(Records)
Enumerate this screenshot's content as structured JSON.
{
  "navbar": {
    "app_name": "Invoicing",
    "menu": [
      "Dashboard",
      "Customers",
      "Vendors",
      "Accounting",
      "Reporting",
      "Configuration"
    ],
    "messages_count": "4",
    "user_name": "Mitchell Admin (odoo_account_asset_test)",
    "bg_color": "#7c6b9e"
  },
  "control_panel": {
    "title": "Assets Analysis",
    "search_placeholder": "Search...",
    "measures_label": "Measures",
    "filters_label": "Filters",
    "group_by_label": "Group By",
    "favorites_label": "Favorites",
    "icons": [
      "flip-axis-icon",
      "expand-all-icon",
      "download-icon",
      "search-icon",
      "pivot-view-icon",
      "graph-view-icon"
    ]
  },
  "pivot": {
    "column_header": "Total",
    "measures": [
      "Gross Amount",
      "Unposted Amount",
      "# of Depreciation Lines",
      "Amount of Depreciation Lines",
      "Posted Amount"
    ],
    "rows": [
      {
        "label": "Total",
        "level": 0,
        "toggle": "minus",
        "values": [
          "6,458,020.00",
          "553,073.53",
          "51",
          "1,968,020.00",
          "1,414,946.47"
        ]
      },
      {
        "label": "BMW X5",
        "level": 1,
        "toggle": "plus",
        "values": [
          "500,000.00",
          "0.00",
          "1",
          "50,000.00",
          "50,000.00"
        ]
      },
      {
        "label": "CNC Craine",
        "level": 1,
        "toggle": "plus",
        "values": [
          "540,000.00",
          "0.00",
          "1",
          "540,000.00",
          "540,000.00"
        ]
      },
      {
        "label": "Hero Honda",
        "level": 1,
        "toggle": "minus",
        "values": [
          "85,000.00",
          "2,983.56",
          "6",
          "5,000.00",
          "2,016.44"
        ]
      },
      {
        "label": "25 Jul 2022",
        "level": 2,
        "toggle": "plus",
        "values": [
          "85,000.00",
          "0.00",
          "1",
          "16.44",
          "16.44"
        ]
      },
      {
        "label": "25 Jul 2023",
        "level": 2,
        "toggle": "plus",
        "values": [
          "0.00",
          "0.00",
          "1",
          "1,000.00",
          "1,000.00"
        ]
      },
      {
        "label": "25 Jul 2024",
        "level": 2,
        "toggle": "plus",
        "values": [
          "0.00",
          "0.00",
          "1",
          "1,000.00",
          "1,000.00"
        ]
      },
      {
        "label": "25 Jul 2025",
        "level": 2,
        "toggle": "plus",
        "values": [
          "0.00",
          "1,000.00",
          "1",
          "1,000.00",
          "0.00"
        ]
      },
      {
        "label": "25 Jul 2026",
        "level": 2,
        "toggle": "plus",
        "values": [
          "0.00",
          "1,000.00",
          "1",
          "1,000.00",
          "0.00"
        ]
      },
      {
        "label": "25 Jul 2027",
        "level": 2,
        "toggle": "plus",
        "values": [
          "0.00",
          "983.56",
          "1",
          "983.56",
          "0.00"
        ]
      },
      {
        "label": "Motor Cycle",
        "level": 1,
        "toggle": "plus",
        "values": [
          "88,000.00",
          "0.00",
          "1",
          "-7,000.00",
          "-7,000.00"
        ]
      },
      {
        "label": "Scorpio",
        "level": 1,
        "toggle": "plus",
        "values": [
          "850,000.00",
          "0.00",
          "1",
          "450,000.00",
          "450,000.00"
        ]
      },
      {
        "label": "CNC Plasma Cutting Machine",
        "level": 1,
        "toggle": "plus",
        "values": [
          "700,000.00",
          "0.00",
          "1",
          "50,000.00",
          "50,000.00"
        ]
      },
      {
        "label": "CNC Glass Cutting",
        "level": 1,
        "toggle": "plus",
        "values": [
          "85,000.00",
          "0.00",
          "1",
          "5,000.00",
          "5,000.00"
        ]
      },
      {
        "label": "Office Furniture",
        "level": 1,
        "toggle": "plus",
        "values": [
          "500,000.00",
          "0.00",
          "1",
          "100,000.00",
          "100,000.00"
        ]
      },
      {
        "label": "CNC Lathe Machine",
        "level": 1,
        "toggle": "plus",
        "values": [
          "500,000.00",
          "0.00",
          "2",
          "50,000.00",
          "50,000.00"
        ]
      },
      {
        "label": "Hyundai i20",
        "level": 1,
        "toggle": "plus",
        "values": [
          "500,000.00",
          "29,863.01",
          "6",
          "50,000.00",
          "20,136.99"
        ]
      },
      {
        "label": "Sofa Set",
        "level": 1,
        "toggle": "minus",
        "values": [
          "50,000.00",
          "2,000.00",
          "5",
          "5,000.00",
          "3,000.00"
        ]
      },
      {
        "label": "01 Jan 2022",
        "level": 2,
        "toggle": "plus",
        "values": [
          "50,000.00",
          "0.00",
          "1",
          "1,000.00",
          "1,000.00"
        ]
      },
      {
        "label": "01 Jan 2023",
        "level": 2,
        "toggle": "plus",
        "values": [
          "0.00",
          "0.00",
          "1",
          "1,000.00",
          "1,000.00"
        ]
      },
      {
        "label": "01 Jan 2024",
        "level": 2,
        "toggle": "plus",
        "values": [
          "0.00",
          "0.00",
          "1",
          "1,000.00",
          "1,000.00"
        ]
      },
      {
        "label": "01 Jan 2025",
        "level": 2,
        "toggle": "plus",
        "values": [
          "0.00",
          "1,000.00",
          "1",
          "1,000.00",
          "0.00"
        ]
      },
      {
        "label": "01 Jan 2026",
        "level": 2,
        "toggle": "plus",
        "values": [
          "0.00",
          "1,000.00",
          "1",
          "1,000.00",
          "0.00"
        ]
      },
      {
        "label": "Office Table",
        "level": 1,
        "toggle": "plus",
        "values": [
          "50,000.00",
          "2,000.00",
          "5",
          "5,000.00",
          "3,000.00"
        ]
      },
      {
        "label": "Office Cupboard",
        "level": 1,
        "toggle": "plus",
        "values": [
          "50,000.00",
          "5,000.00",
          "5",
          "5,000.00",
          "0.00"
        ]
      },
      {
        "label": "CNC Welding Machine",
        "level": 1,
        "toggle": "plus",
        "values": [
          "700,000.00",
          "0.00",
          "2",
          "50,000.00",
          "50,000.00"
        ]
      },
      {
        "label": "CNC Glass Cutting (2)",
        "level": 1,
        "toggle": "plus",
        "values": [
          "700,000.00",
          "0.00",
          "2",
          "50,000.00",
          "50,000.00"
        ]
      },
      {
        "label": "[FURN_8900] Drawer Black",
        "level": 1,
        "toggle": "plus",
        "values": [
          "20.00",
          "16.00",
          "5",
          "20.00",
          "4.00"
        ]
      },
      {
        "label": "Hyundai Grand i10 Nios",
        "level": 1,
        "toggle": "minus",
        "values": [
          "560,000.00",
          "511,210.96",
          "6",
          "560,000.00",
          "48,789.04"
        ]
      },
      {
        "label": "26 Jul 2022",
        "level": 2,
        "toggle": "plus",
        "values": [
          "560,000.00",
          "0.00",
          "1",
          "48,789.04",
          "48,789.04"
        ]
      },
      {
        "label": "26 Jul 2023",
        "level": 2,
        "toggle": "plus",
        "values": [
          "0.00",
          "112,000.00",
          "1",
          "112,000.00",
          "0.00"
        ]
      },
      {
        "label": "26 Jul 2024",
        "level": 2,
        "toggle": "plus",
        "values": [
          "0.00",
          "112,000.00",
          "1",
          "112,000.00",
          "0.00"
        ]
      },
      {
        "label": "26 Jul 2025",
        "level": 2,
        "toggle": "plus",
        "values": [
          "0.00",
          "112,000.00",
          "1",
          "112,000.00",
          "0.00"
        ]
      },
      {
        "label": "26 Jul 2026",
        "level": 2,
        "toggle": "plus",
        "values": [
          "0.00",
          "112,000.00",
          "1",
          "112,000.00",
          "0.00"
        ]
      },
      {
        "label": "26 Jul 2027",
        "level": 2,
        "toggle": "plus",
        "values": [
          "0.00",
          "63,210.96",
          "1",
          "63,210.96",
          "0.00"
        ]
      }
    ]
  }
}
* * *
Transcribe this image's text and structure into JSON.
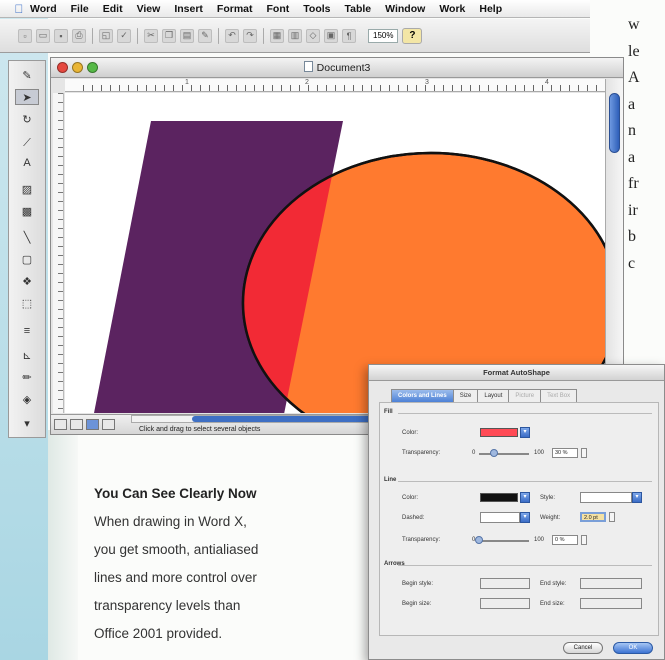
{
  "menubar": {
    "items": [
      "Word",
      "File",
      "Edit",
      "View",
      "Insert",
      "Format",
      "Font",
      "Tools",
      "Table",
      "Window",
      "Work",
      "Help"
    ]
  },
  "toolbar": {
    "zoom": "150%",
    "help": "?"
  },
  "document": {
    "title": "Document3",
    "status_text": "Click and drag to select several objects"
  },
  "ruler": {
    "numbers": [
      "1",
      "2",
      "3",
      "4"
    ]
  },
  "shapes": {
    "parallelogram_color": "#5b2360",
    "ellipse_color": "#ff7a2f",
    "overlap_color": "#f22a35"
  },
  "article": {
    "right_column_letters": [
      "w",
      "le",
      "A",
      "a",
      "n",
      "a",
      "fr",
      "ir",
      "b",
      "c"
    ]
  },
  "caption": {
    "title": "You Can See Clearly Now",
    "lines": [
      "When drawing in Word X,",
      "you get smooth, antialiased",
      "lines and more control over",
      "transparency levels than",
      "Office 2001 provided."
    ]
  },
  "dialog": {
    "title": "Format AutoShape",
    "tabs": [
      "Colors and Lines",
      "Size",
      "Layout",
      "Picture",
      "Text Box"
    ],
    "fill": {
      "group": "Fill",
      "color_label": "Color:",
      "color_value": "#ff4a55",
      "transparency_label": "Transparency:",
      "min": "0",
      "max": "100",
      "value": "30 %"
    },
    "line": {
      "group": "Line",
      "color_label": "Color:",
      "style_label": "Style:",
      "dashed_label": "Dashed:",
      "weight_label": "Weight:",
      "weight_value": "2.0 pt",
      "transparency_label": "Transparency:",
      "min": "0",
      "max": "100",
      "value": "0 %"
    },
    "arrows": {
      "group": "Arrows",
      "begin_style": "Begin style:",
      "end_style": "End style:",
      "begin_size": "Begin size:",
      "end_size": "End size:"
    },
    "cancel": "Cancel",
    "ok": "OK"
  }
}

**Written exercise**: Collect from the data above every line that includes "Cutting".

**Solution for this exercise**:
        "label": "CNC Plasma Cutting Machine",
        "label": "CNC Glass Cutting",
        "label": "CNC Glass Cutting (2)",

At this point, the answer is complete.